Determine which lines of the records include the word "Nachlassverbindlichkeiten", and copy them.

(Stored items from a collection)
━━━

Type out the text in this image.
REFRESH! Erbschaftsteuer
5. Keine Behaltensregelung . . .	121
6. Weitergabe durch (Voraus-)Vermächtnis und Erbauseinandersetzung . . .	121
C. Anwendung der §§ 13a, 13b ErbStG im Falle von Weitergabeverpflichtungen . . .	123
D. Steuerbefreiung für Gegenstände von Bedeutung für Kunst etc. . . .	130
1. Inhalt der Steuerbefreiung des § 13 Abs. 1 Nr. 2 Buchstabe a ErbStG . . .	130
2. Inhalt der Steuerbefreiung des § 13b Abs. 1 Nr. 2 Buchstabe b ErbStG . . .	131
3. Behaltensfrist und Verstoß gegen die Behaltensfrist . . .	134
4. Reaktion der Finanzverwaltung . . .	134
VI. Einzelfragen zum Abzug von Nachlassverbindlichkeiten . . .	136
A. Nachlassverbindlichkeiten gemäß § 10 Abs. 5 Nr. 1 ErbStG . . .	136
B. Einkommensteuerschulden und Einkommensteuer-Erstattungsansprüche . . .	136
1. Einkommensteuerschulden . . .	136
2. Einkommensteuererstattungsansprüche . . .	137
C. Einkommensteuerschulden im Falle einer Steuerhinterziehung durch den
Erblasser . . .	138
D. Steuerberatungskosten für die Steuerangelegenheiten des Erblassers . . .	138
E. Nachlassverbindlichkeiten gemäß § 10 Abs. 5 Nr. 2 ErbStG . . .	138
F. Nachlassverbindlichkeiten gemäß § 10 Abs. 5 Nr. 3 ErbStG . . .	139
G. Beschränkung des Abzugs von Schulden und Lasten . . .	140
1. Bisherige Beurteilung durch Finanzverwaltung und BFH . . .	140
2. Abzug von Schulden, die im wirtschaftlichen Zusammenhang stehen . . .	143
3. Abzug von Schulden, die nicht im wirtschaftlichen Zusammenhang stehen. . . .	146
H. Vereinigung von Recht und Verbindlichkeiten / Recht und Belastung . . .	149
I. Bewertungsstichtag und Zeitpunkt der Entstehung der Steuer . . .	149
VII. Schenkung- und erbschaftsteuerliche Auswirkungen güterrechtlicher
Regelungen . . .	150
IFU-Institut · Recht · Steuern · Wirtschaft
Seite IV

━━━

Solution:
VI. Einzelfragen zum Abzug von Nachlassverbindlichkeiten . . .	136
A. Nachlassverbindlichkeiten gemäß § 10 Abs. 5 Nr. 1 ErbStG . . .	136
E. Nachlassverbindlichkeiten gemäß § 10 Abs. 5 Nr. 2 ErbStG . . .	138
F. Nachlassverbindlichkeiten gemäß § 10 Abs. 5 Nr. 3 ErbStG . . .	139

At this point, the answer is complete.